### [Job]
Scan the data below for the string "ylabel". Copy every line where it appears.

### [Input rows]
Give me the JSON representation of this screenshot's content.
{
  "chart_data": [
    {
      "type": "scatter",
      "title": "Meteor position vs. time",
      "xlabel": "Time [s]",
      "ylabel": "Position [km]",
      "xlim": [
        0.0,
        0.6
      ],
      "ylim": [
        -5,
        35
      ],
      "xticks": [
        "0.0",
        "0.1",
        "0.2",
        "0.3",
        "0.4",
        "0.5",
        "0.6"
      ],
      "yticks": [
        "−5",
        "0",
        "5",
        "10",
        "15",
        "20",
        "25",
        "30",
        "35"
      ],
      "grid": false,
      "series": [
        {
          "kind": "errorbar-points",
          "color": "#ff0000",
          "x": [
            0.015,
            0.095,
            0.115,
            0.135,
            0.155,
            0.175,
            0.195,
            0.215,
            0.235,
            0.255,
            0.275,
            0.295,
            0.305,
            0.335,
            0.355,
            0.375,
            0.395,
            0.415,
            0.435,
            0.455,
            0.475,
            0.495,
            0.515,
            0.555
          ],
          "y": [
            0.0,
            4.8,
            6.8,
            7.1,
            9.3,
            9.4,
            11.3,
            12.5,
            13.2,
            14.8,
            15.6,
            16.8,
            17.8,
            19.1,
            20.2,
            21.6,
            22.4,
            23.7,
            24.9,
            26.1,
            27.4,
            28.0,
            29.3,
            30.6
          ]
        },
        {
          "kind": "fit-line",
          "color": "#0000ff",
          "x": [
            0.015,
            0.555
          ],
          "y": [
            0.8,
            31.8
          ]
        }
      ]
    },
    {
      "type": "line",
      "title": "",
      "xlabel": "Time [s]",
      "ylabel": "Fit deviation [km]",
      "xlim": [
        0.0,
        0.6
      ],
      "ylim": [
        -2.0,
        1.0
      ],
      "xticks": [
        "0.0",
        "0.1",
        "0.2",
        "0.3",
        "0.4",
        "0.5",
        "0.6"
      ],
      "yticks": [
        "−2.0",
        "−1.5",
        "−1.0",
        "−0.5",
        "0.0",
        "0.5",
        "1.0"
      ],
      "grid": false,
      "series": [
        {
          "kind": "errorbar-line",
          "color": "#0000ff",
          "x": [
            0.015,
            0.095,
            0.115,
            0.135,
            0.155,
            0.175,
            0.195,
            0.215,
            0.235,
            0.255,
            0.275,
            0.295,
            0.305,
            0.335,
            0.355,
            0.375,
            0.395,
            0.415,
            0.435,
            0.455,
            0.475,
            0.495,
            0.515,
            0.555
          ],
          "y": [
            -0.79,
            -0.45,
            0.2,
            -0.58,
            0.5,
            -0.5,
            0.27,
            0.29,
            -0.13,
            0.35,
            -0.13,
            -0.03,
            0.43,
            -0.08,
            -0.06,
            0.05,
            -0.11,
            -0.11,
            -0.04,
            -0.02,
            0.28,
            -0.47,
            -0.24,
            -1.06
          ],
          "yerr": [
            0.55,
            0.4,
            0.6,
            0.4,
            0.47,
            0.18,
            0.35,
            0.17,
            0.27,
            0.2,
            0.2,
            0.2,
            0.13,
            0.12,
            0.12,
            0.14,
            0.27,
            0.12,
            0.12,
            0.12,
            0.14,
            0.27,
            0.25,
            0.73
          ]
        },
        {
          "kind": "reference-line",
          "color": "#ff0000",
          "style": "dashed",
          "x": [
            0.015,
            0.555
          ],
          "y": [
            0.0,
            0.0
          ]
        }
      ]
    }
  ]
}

### [Complete response]
      "ylabel": "Position [km]",
      "ylabel": "Fit deviation [km]",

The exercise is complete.